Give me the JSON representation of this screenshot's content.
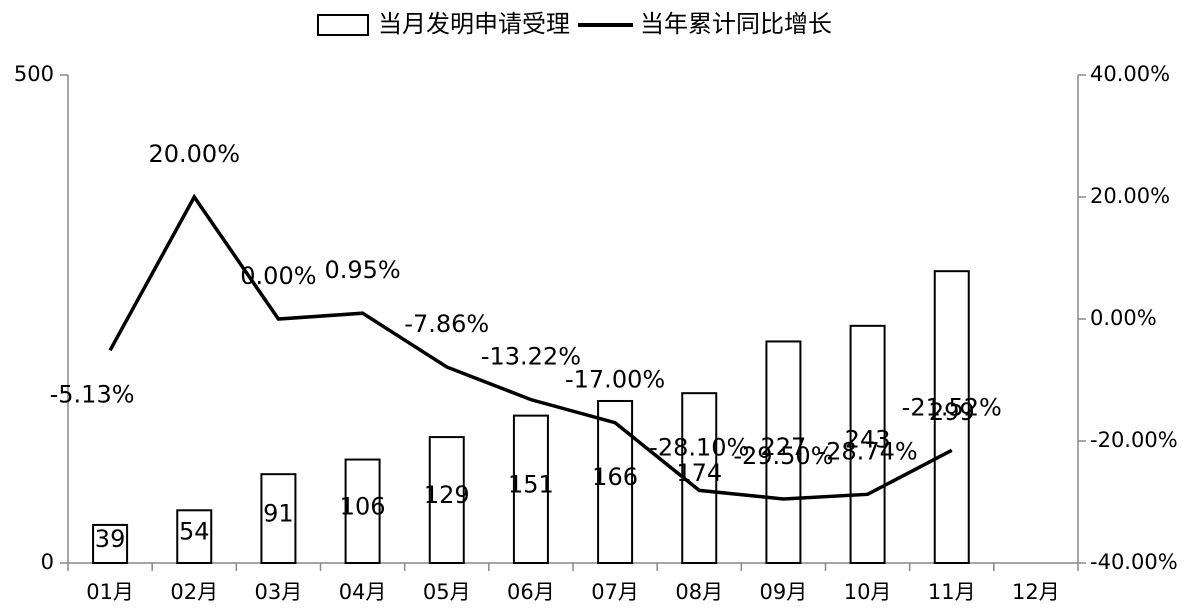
{
  "chart_data": {
    "type": "bar",
    "categories": [
      "01月",
      "02月",
      "03月",
      "04月",
      "05月",
      "06月",
      "07月",
      "08月",
      "09月",
      "10月",
      "11月",
      "12月"
    ],
    "series": [
      {
        "name": "当月发明申请受理",
        "type": "bar",
        "color": "#ffffff",
        "values": [
          39,
          54,
          91,
          106,
          129,
          151,
          166,
          174,
          227,
          243,
          299,
          null
        ]
      },
      {
        "name": "当年累计同比增长",
        "type": "line",
        "axis": "y2",
        "color": "#000000",
        "values": [
          -5.13,
          20.0,
          0.0,
          0.95,
          -7.86,
          -13.22,
          -17.0,
          -28.1,
          -29.5,
          -28.74,
          -21.52,
          null
        ],
        "value_labels": [
          "-5.13%",
          "20.00%",
          "0.00%",
          "0.95%",
          "-7.86%",
          "-13.22%",
          "-17.00%",
          "-28.10%",
          "-29.50%",
          "-28.74%",
          "-21.52%",
          null
        ]
      }
    ],
    "ylim": [
      0,
      500
    ],
    "yticks": [
      0,
      500
    ],
    "y2lim": [
      -40,
      40
    ],
    "y2ticks": [
      {
        "value": -40,
        "label": "-40.00%"
      },
      {
        "value": -20,
        "label": "-20.00%"
      },
      {
        "value": 0,
        "label": "0.00%"
      },
      {
        "value": 20,
        "label": "20.00%"
      },
      {
        "value": 40,
        "label": "40.00%"
      }
    ],
    "legend": "top"
  }
}
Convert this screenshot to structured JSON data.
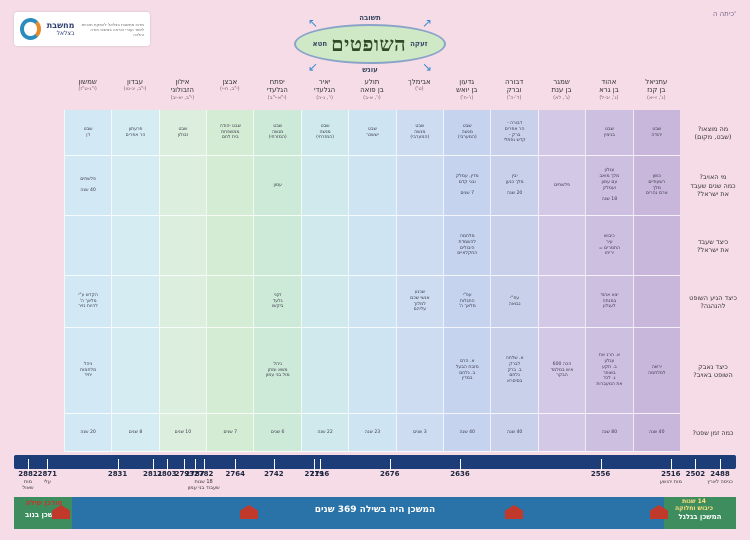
{
  "grade": "כיתה ה'",
  "logo": {
    "name": "מחשבת",
    "sub": "בצלאל",
    "side": "מרכז מחשבת בצלאל להפקת תכניות לימוד ועזרי הוראה בנושאי תורה והלכה"
  },
  "title": {
    "main": "השופטים",
    "top": "תשובה",
    "bottom": "עונש",
    "left": "חטא",
    "right": "זעקה"
  },
  "judges": [
    {
      "name": "עתניאל\nבן קנז",
      "ref": "(ג', ז-יא)"
    },
    {
      "name": "אהוד\nבן גרא",
      "ref": "(ג', יב-ל)"
    },
    {
      "name": "שמגר\nבן ענת",
      "ref": "(ג', לא)"
    },
    {
      "name": "דבורה\nוברק",
      "ref": "(ד'-ה')"
    },
    {
      "name": "גדעון\nבן יואש",
      "ref": "(ו'-ח')"
    },
    {
      "name": "אבימלך",
      "ref": "(ט')"
    },
    {
      "name": "תולע\nבן פואה",
      "ref": "(י', א-ב)"
    },
    {
      "name": "יאיר\nהגלעדי",
      "ref": "(י', ג-ה)"
    },
    {
      "name": "יפתח\nהגלעדי",
      "ref": "(י\"א-י\"ב)"
    },
    {
      "name": "אבצן",
      "ref": "(י\"ב, ח-י)"
    },
    {
      "name": "אילון\nהזבולוני",
      "ref": "(י\"ב, יא-יב)"
    },
    {
      "name": "עבדון",
      "ref": "(י\"ב, יג-טו)"
    },
    {
      "name": "שמשון",
      "ref": "(י\"ג-ט\"ז)"
    }
  ],
  "row_labels": [
    "מה מוצאו?\n(שבט, מקום)",
    "מי האויב?\nכמה שנים שעבד\nאת ישראל?",
    "כיצד שעבד\nאת ישראל?",
    "כיצד הגיע השופט\nלהנהגה?",
    "כיצד נאבק\nהשופט באויב?",
    "כמה זמן שפט?"
  ],
  "colors": [
    "#c9b7db",
    "#cdbfe0",
    "#d3c9e6",
    "#c9d1ea",
    "#c6d3ee",
    "#cddcf0",
    "#cfe4f2",
    "#cfe9ec",
    "#cde9d8",
    "#d5ecd4",
    "#dceedd",
    "#d6ecf3",
    "#d3e8f5"
  ],
  "cells": [
    [
      "שבט\nיהודה",
      "כושן\nרשעתיים\nמלך\nארם נהרים",
      "",
      "",
      "ירשה\nלמלחמה",
      "40 שנה"
    ],
    [
      "שבט\nבנימין",
      "עגלון\nמלך מואב\nעם עמון\nועמלק\n\n18 שנה",
      "כיבוש\nעיר\nהתמרים =\nיריחו",
      "יצא אהוד\nבמנחה\nלעגלון",
      "א. הרג את\nעגלון\nב. תקע\nבשופר\nג. לכד\nאת המעברות",
      "80 שנה"
    ],
    [
      "",
      "פלשתים",
      "",
      "",
      "הכה 600\nאיש במלמד\nהבקר",
      ""
    ],
    [
      "דבורה -\nהר אפרים\nברק -\nקדש נפתלי",
      "יבין\nמלך כנען\n\n20 שנה",
      "",
      "עפ\"י\nנבואה",
      "א. שלחה\nלברק\nב. ברק\nנלחם\nבסיסרא",
      "40 שנה"
    ],
    [
      "שבט\nמנשה\n(המערבי)",
      "מדין, עמלק\nובני קדם\n\n7 שנים",
      "מלחמה\nלהשמדת\nהיבולים\nהחקלאיים",
      "עפ\"י\nהתגלות\nמלאך ה'",
      "א. הרס\nמזבח הבעל\nב. נלחם\nבמדין",
      "40 שנה"
    ],
    [
      "שבט\nמנשה\n(המערבי)",
      "",
      "",
      "שכנע\nאנשי שכם\nלמלוך\nעליהם",
      "",
      "3 שנים"
    ],
    [
      "שבט\nיששכר",
      "",
      "",
      "",
      "",
      "23 שנה"
    ],
    [
      "שבט\nמנשה\n(המזרחי)",
      "",
      "",
      "",
      "",
      "22 שנה"
    ],
    [
      "שבט\nמנשה\n(המזרחי)",
      "עמון",
      "",
      "זקני\nגלעד\nביקשו",
      "ניהל\nמשא ומתן\nמול בני עמון",
      "6 שנים"
    ],
    [
      "שבט יהודה\nממשפחת\nבית לחם",
      "",
      "",
      "",
      "",
      "7 שנים"
    ],
    [
      "שבט\nזבולון",
      "",
      "",
      "",
      "",
      "10 שנים"
    ],
    [
      "פרעתון\nהר אפרים",
      "",
      "",
      "",
      "",
      "8 שנים"
    ],
    [
      "שבט\nדן",
      "פלשתים\n\n40 שנה",
      "",
      "הקדש ע\"י\nמלאך ה'\nלהיות נזיר",
      "ניהל\nמלחמות\nיחיד",
      "20 שנה"
    ]
  ],
  "timeline": {
    "years": [
      "2488",
      "2502",
      "2516",
      "2556",
      "2636",
      "2676",
      "2716",
      "2719",
      "2742",
      "2764",
      "2782",
      "2787",
      "2793",
      "2803",
      "2811",
      "2831",
      "2871",
      "2882"
    ],
    "notes": [
      {
        "text": "כניסה לארץ",
        "year": "2488"
      },
      {
        "text": "מות יהושע",
        "year": "2516"
      },
      {
        "text": "18 שנות\nשעבוד בני עמון",
        "year": "2782"
      },
      {
        "text": "מות\nשאול",
        "year": "2882"
      },
      {
        "text": "עלי",
        "year": "2871"
      }
    ]
  },
  "band": {
    "center": "המשכן היה בשילה 369 שנים",
    "left": "המשכן בנוב",
    "left_top": "חורבן שילה",
    "right": "המשכן בגלגל",
    "right_top": "14 שנות\nכיבוש וחלוקה"
  }
}
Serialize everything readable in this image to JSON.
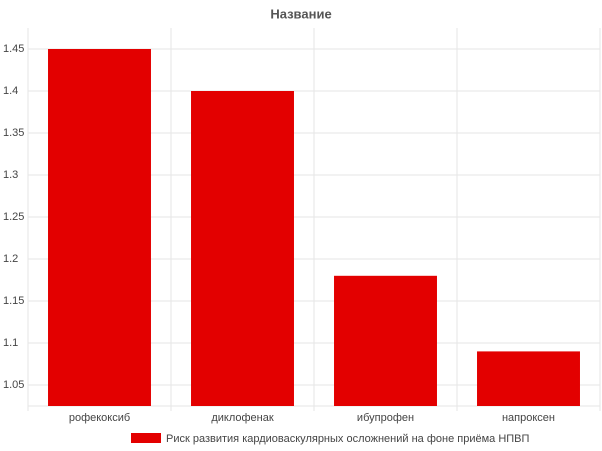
{
  "chart_data": {
    "type": "bar",
    "title": "Название",
    "categories": [
      "рофекоксиб",
      "диклофенак",
      "ибупрофен",
      "напроксен"
    ],
    "series": [
      {
        "name": "Риск развития кардиоваскулярных осложнений на фоне приёма НПВП",
        "color": "#e30000",
        "values": [
          1.45,
          1.4,
          1.18,
          1.09
        ]
      }
    ],
    "ylim": [
      1.025,
      1.475
    ],
    "yticks": [
      1.05,
      1.1,
      1.15,
      1.2,
      1.25,
      1.3,
      1.35,
      1.4,
      1.45
    ],
    "grid": true,
    "legend": "bottom"
  }
}
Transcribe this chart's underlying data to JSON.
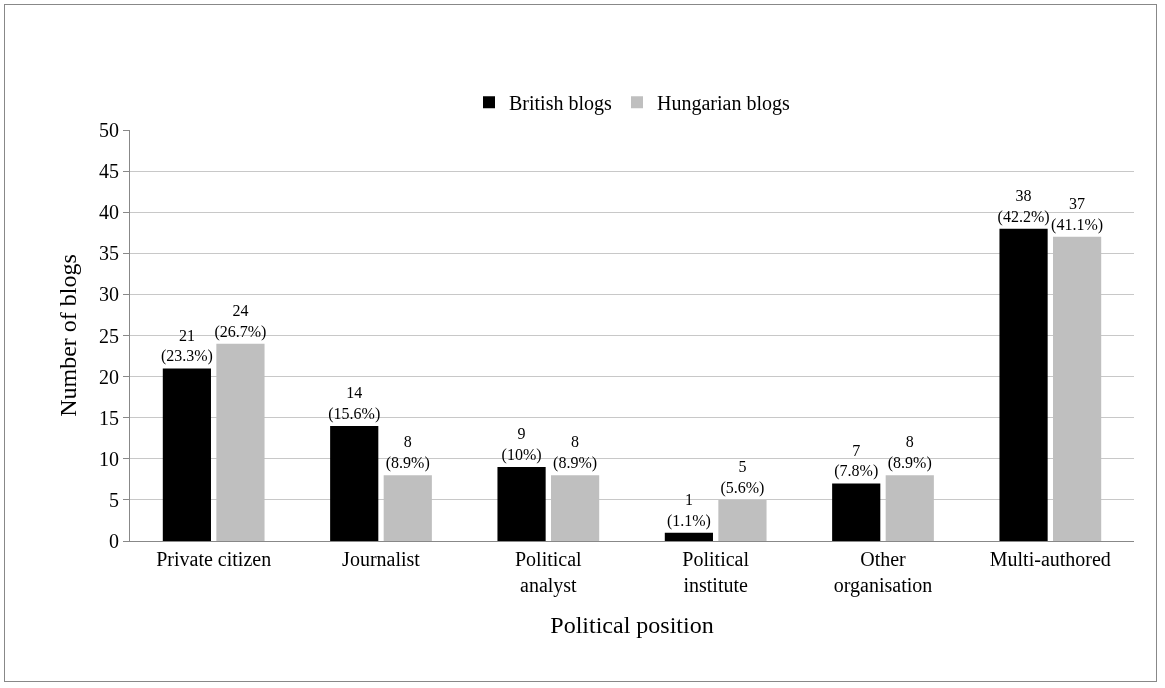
{
  "chart_data": {
    "type": "bar",
    "xlabel": "Political position",
    "ylabel": "Number of blogs",
    "categories": [
      "Private citizen",
      "Journalist",
      "Political\nanalyst",
      "Political\ninstitute",
      "Other\norganisation",
      "Multi-authored"
    ],
    "series": [
      {
        "name": "British blogs",
        "color": "#000000",
        "values": [
          21,
          14,
          9,
          1,
          7,
          38
        ],
        "value_labels": [
          "21\n(23.3%)",
          "14\n(15.6%)",
          "9\n(10%)",
          "1\n(1.1%)",
          "7\n(7.8%)",
          "38\n(42.2%)"
        ]
      },
      {
        "name": "Hungarian blogs",
        "color": "#bfbfbf",
        "values": [
          24,
          8,
          8,
          5,
          8,
          37
        ],
        "value_labels": [
          "24\n(26.7%)",
          "8\n(8.9%)",
          "8\n(8.9%)",
          "5\n(5.6%)",
          "8\n(8.9%)",
          "37\n(41.1%)"
        ]
      }
    ],
    "ylim": [
      0,
      50
    ],
    "yticks": [
      0,
      5,
      10,
      15,
      20,
      25,
      30,
      35,
      40,
      45,
      50
    ],
    "grid": "y",
    "legend": "top"
  }
}
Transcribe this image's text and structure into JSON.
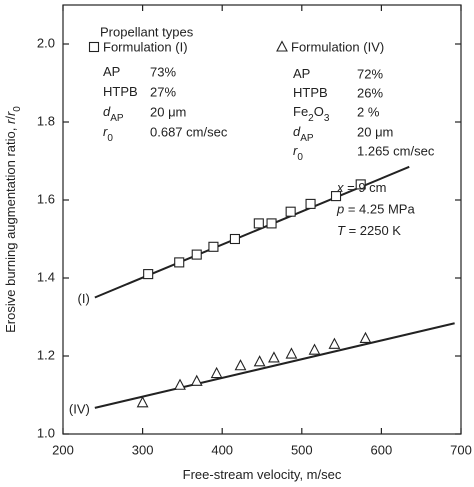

Given exercise → Repeat exactly the lines from the one holding "Transcribe this chart's" through the last line of the entries, both included; the pictures do not belong in the copy.

Result →
Transcribe this chart's underlying data to JSON.
{
  "chart_data": {
    "type": "bar",
    "xlabel": "Political position",
    "ylabel": "Number of blogs",
    "categories": [
      "Private citizen",
      "Journalist",
      "Political\nanalyst",
      "Political\ninstitute",
      "Other\norganisation",
      "Multi-authored"
    ],
    "series": [
      {
        "name": "British blogs",
        "color": "#000000",
        "values": [
          21,
          14,
          9,
          1,
          7,
          38
        ],
        "value_labels": [
          "21\n(23.3%)",
          "14\n(15.6%)",
          "9\n(10%)",
          "1\n(1.1%)",
          "7\n(7.8%)",
          "38\n(42.2%)"
        ]
      },
      {
        "name": "Hungarian blogs",
        "color": "#bfbfbf",
        "values": [
          24,
          8,
          8,
          5,
          8,
          37
        ],
        "value_labels": [
          "24\n(26.7%)",
          "8\n(8.9%)",
          "8\n(8.9%)",
          "5\n(5.6%)",
          "8\n(8.9%)",
          "37\n(41.1%)"
        ]
      }
    ],
    "ylim": [
      0,
      50
    ],
    "yticks": [
      0,
      5,
      10,
      15,
      20,
      25,
      30,
      35,
      40,
      45,
      50
    ],
    "grid": "y",
    "legend": "top"
  }
}
Transcribe this image's text and structure into JSON.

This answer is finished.